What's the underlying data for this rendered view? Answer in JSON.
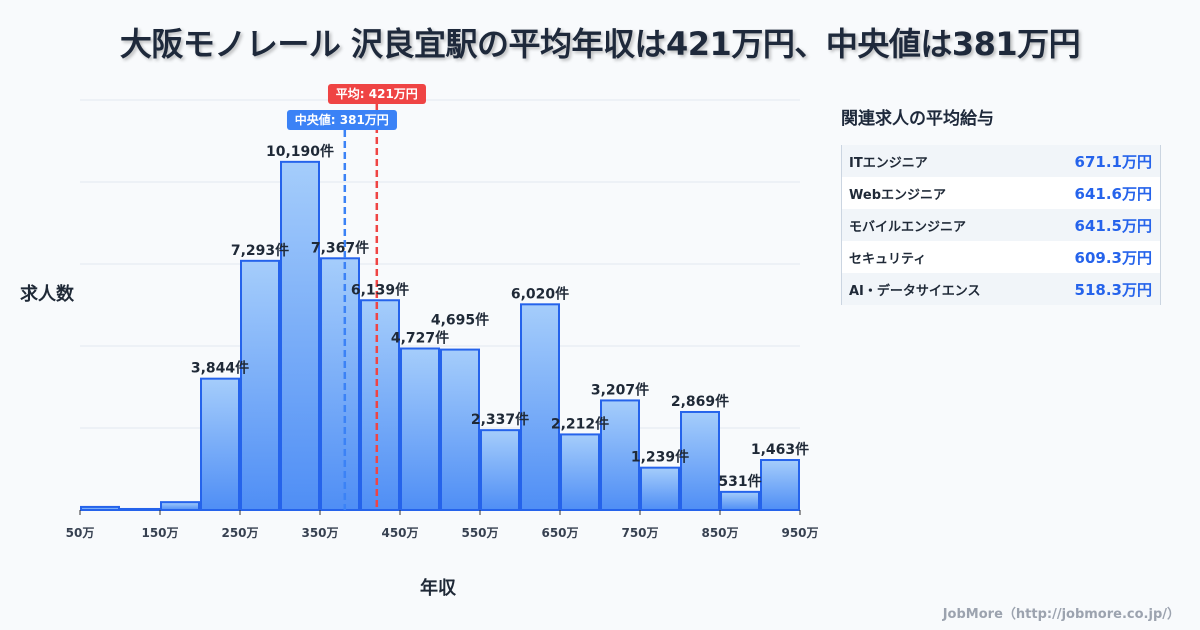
{
  "title": "大阪モノレール 沢良宜駅の平均年収は421万円、中央値は381万円",
  "chart_data": {
    "type": "bar",
    "title": "大阪モノレール 沢良宜駅の平均年収は421万円、中央値は381万円",
    "xlabel": "年収",
    "ylabel": "求人数",
    "bin_starts": [
      50,
      100,
      150,
      200,
      250,
      300,
      350,
      400,
      450,
      500,
      550,
      600,
      650,
      700,
      750,
      800,
      850,
      900
    ],
    "bin_width": 50,
    "values": [
      90,
      30,
      230,
      3844,
      7293,
      10190,
      7367,
      6139,
      4727,
      4695,
      2337,
      6020,
      2212,
      3207,
      1239,
      2869,
      531,
      1463
    ],
    "labels": [
      "",
      "",
      "",
      "3,844件",
      "7,293件",
      "10,190件",
      "7,367件",
      "6,139件",
      "4,727件",
      "4,695件",
      "2,337件",
      "6,020件",
      "2,212件",
      "3,207件",
      "1,239件",
      "2,869件",
      "531件",
      "1,463件"
    ],
    "xticks": [
      "50万",
      "150万",
      "250万",
      "350万",
      "450万",
      "550万",
      "650万",
      "750万",
      "850万",
      "950万"
    ],
    "xtick_values": [
      50,
      150,
      250,
      350,
      450,
      550,
      650,
      750,
      850,
      950
    ],
    "xlim": [
      50,
      950
    ],
    "ylim": [
      0,
      12000
    ],
    "grid": true,
    "mean": 421,
    "median": 381,
    "mean_label": "平均: 421万円",
    "median_label": "中央値: 381万円",
    "colors": {
      "bar_top": "#a5cdfb",
      "bar_bottom": "#4f8ef5",
      "bar_stroke": "#2563eb",
      "mean": "#ef4444",
      "median": "#3b82f6"
    }
  },
  "panel": {
    "title": "関連求人の平均給与",
    "rows": [
      {
        "name": "ITエンジニア",
        "value": "671.1万円"
      },
      {
        "name": "Webエンジニア",
        "value": "641.6万円"
      },
      {
        "name": "モバイルエンジニア",
        "value": "641.5万円"
      },
      {
        "name": "セキュリティ",
        "value": "609.3万円"
      },
      {
        "name": "AI・データサイエンス",
        "value": "518.3万円"
      }
    ]
  },
  "footer": "JobMore（http://jobmore.co.jp/）"
}
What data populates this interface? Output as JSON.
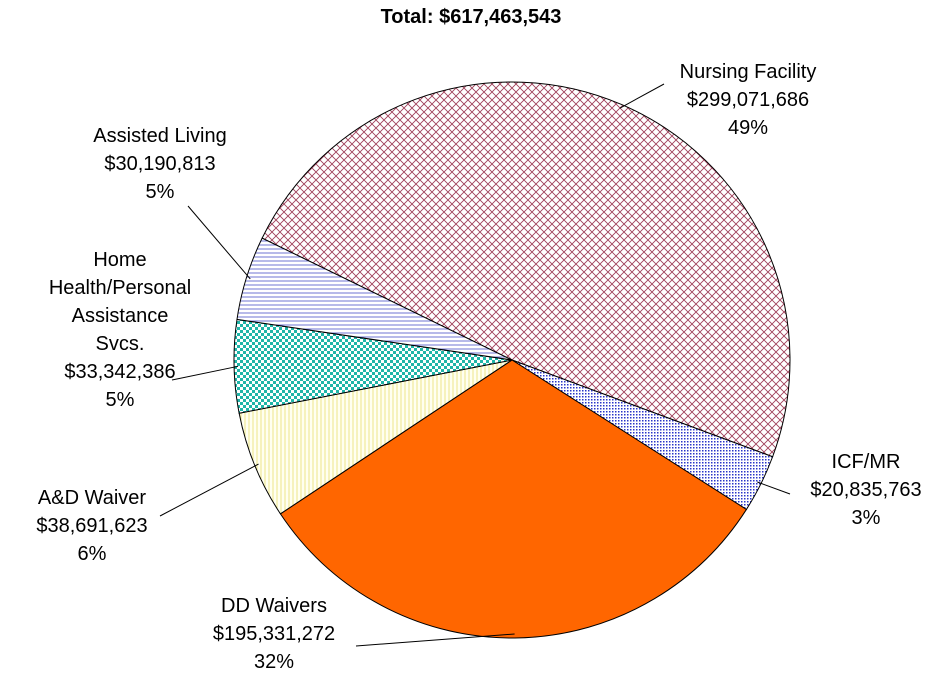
{
  "chart_data": {
    "type": "pie",
    "title": "Total: $617,463,543",
    "categories": [
      "Nursing Facility",
      "ICF/MR",
      "DD Waivers",
      "A&D Waiver",
      "Home Health/Personal Assistance Svcs.",
      "Assisted Living"
    ],
    "values": [
      299071686,
      20835763,
      195331272,
      38691623,
      33342386,
      30190813
    ],
    "value_labels": [
      "$299,071,686",
      "$20,835,763",
      "$195,331,272",
      "$38,691,623",
      "$33,342,386",
      "$30,190,813"
    ],
    "percents": [
      49,
      3,
      32,
      6,
      5,
      5
    ],
    "percent_labels": [
      "49%",
      "3%",
      "32%",
      "6%",
      "5%",
      "5%"
    ],
    "colors": [
      "#a0405a",
      "#2a36c8",
      "#ff6600",
      "#e8e070",
      "#1fb5a8",
      "#4a52c8"
    ],
    "patterns": [
      "crosshatch",
      "dots",
      "solid",
      "vlines",
      "checker",
      "hlines"
    ]
  }
}
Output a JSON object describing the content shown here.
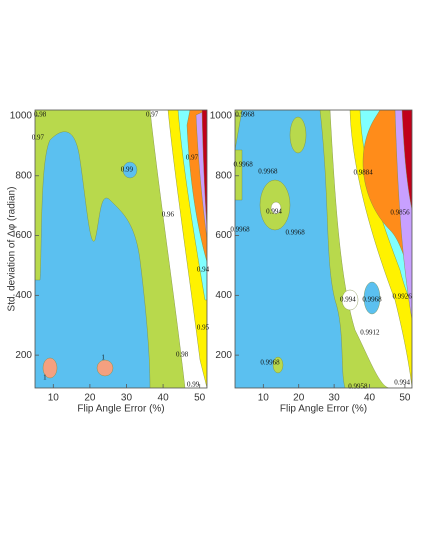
{
  "chart_data": [
    {
      "type": "contour",
      "xlabel": "Flip Angle Error (%)",
      "ylabel": "Std. deviation of Δφ (radian)",
      "xlim": [
        5,
        52
      ],
      "ylim": [
        90,
        1020
      ],
      "xticks": [
        10,
        20,
        30,
        40,
        50
      ],
      "yticks": [
        200,
        400,
        600,
        800,
        1000
      ],
      "contour_labels": [
        {
          "label": "0.98",
          "x": 6.4,
          "y": 1003
        },
        {
          "label": "0.97",
          "x": 5.8,
          "y": 926
        },
        {
          "label": "0.97",
          "x": 37,
          "y": 1003
        },
        {
          "label": "0.99",
          "x": 30.1,
          "y": 819
        },
        {
          "label": "0.97",
          "x": 47.9,
          "y": 859
        },
        {
          "label": "0.96",
          "x": 41.3,
          "y": 669
        },
        {
          "label": "0.94",
          "x": 50.9,
          "y": 485
        },
        {
          "label": "0.95",
          "x": 50.9,
          "y": 291
        },
        {
          "label": "0.98",
          "x": 45.2,
          "y": 200
        },
        {
          "label": "0.99",
          "x": 48.2,
          "y": 100
        },
        {
          "label": "1",
          "x": 23.6,
          "y": 190
        },
        {
          "label": "1",
          "x": 7.7,
          "y": 123
        }
      ]
    },
    {
      "type": "contour",
      "xlabel": "Flip Angle Error (%)",
      "xlim": [
        2,
        52
      ],
      "ylim": [
        90,
        1020
      ],
      "xticks": [
        10,
        20,
        30,
        40,
        50
      ],
      "yticks": [
        200,
        400,
        600,
        800,
        1000
      ],
      "contour_labels": [
        {
          "label": "0.9968",
          "x": 4.8,
          "y": 1003
        },
        {
          "label": "0.9968",
          "x": 4.3,
          "y": 836
        },
        {
          "label": "0.9968",
          "x": 11.3,
          "y": 813
        },
        {
          "label": "0.994",
          "x": 13,
          "y": 679
        },
        {
          "label": "0.9968",
          "x": 19,
          "y": 609
        },
        {
          "label": "0.9968",
          "x": 3.4,
          "y": 619
        },
        {
          "label": "0.9884",
          "x": 38.2,
          "y": 809
        },
        {
          "label": "0.9856",
          "x": 48.6,
          "y": 675
        },
        {
          "label": "0.994",
          "x": 33.9,
          "y": 384
        },
        {
          "label": "0.9968",
          "x": 40.7,
          "y": 384
        },
        {
          "label": "0.9912",
          "x": 40.1,
          "y": 274
        },
        {
          "label": "0.9926",
          "x": 49.2,
          "y": 395
        },
        {
          "label": "0.9968",
          "x": 11.9,
          "y": 174
        },
        {
          "label": "0.9958",
          "x": 36.7,
          "y": 93
        },
        {
          "label": "0.994",
          "x": 49.2,
          "y": 107
        }
      ]
    }
  ]
}
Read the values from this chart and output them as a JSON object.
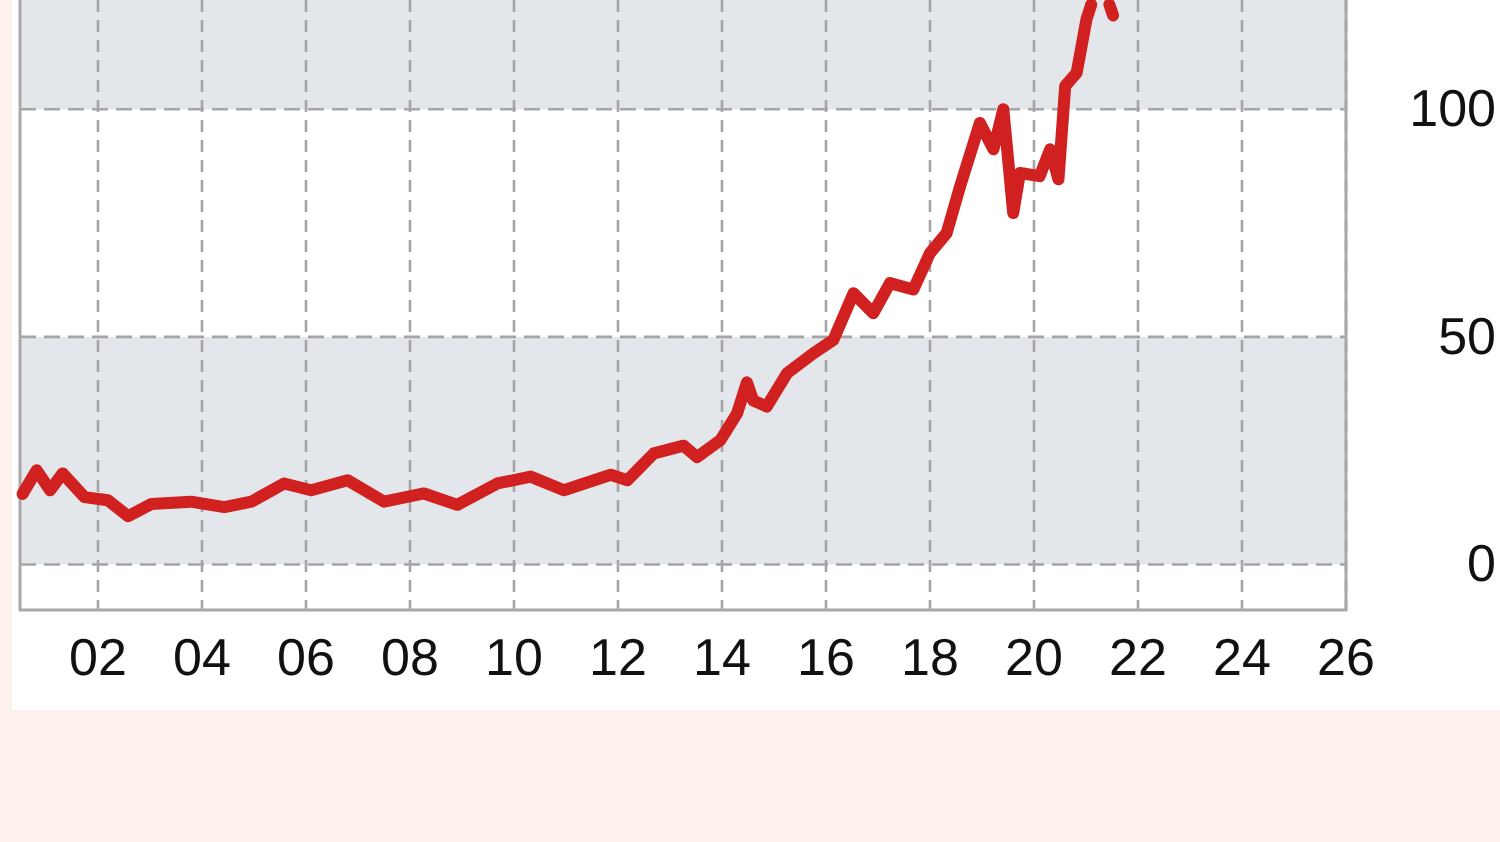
{
  "chart_data": {
    "type": "line",
    "x": [
      2000.55,
      2000.82,
      2001.08,
      2001.32,
      2001.74,
      2002.19,
      2002.58,
      2003.03,
      2003.79,
      2004.43,
      2004.95,
      2005.58,
      2006.1,
      2006.8,
      2007.5,
      2008.27,
      2008.91,
      2009.68,
      2010.32,
      2010.96,
      2011.86,
      2012.18,
      2012.69,
      2013.26,
      2013.52,
      2013.97,
      2014.29,
      2014.48,
      2014.6,
      2014.86,
      2015.25,
      2015.76,
      2016.14,
      2016.53,
      2016.91,
      2017.23,
      2017.68,
      2018.0,
      2018.32,
      2018.58,
      2018.96,
      2019.22,
      2019.41,
      2019.6,
      2019.73,
      2020.11,
      2020.31,
      2020.47,
      2020.6,
      2020.82,
      2021.01,
      2021.1,
      2021.3,
      2021.45,
      2021.52
    ],
    "series": [
      {
        "color": "#d0201f",
        "values": [
          15.5,
          20.7,
          16.3,
          20,
          14.8,
          14.1,
          10.6,
          13.3,
          13.8,
          12.6,
          13.8,
          17.8,
          16.3,
          18.5,
          13.8,
          15.6,
          13.1,
          17.8,
          19.3,
          16.3,
          19.7,
          18.5,
          24.4,
          26.1,
          23.6,
          27.3,
          33.2,
          40,
          36,
          34.7,
          42,
          46.4,
          49.3,
          59.6,
          55.2,
          61.8,
          60.4,
          68.4,
          72.8,
          83.1,
          97,
          91.2,
          100,
          77.2,
          86,
          85.3,
          91.2,
          84.6,
          105.1,
          108,
          119.8,
          123,
          null,
          123,
          120.6
        ]
      }
    ],
    "xlim": [
      2000.5,
      2026
    ],
    "xticks": [
      {
        "value": 2002,
        "label": "02"
      },
      {
        "value": 2004,
        "label": "04"
      },
      {
        "value": 2006,
        "label": "06"
      },
      {
        "value": 2008,
        "label": "08"
      },
      {
        "value": 2010,
        "label": "10"
      },
      {
        "value": 2012,
        "label": "12"
      },
      {
        "value": 2014,
        "label": "14"
      },
      {
        "value": 2016,
        "label": "16"
      },
      {
        "value": 2018,
        "label": "18"
      },
      {
        "value": 2020,
        "label": "20"
      },
      {
        "value": 2022,
        "label": "22"
      },
      {
        "value": 2024,
        "label": "24"
      },
      {
        "value": 2026,
        "label": "26"
      }
    ],
    "ylim": [
      -10,
      124
    ],
    "yticks": [
      0,
      50,
      100
    ],
    "grid": true,
    "line_style": "solid",
    "bands": [
      {
        "axis": "y",
        "from": 0,
        "to": 50,
        "color": "#e3e6ea"
      },
      {
        "axis": "y",
        "from": 100,
        "to": 124,
        "color": "#e3e6ea"
      }
    ]
  }
}
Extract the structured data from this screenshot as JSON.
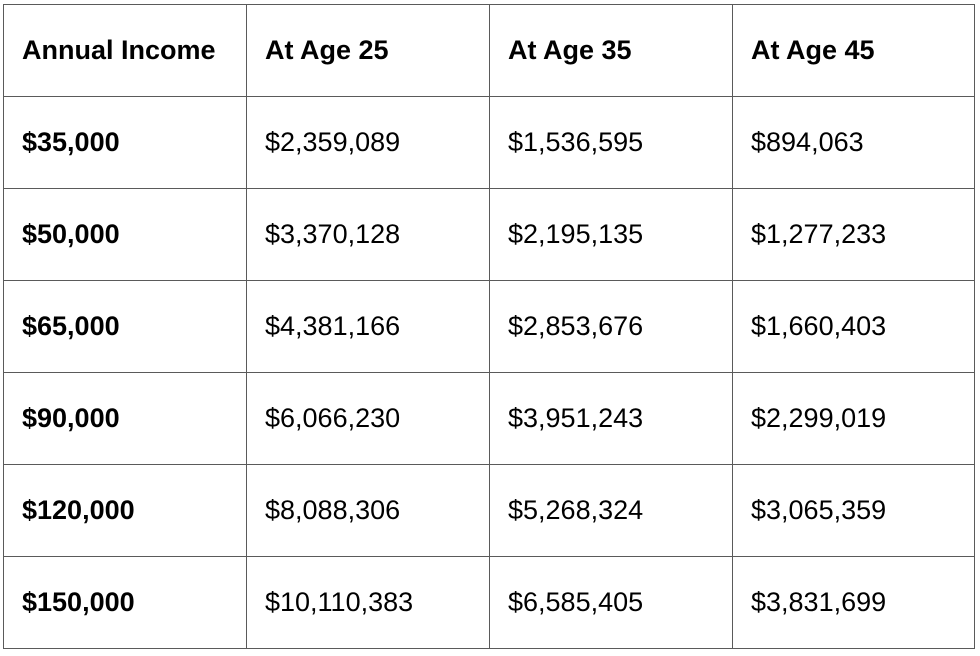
{
  "table": {
    "headers": [
      "Annual Income",
      "At Age 25",
      "At Age 35",
      "At Age 45"
    ],
    "rows": [
      [
        "$35,000",
        "$2,359,089",
        "$1,536,595",
        "$894,063"
      ],
      [
        "$50,000",
        "$3,370,128",
        "$2,195,135",
        "$1,277,233"
      ],
      [
        "$65,000",
        "$4,381,166",
        "$2,853,676",
        "$1,660,403"
      ],
      [
        "$90,000",
        "$6,066,230",
        "$3,951,243",
        "$2,299,019"
      ],
      [
        "$120,000",
        "$8,088,306",
        "$5,268,324",
        "$3,065,359"
      ],
      [
        "$150,000",
        "$10,110,383",
        "$6,585,405",
        "$3,831,699"
      ]
    ]
  },
  "colors": {
    "border": "#5a5a5a",
    "text": "#000000",
    "background": "#ffffff"
  }
}
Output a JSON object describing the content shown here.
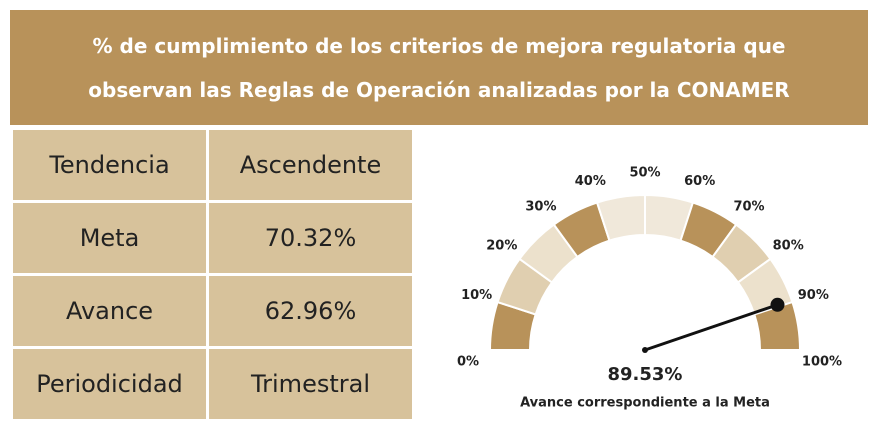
{
  "header": {
    "lines": [
      "% de cumplimiento de los criterios de mejora regulatoria que",
      "observan las Reglas de Operación analizadas por la CONAMER"
    ]
  },
  "table": {
    "rows": [
      [
        "Tendencia",
        "Ascendente"
      ],
      [
        "Meta",
        "70.32%"
      ],
      [
        "Avance",
        "62.96%"
      ],
      [
        "Periodicidad",
        "Trimestral"
      ]
    ]
  },
  "chart_data": {
    "type": "gauge",
    "value": 89.53,
    "value_labels": [
      "89.53%"
    ],
    "subtitle": "Avance correspondiente a la Meta",
    "xlim": [
      0,
      100
    ],
    "xticks": [
      {
        "value": 0,
        "label": "0%"
      },
      {
        "value": 10,
        "label": "10%"
      },
      {
        "value": 20,
        "label": "20%"
      },
      {
        "value": 30,
        "label": "30%"
      },
      {
        "value": 40,
        "label": "40%"
      },
      {
        "value": 50,
        "label": "50%"
      },
      {
        "value": 60,
        "label": "60%"
      },
      {
        "value": 70,
        "label": "70%"
      },
      {
        "value": 80,
        "label": "80%"
      },
      {
        "value": 90,
        "label": "90%"
      },
      {
        "value": 100,
        "label": "100%"
      }
    ],
    "band_colors": [
      "#b8925a",
      "#e0cfb0",
      "#ece1cc",
      "#b8925a",
      "#f0e8da",
      "#f0e8da",
      "#b8925a",
      "#e0cfb0",
      "#ece1cc",
      "#b8925a"
    ],
    "needle_color": "#111111"
  }
}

★ ★ ★

Scan the records above and report how many lines include the word "大阪モノレール", without any other text.

2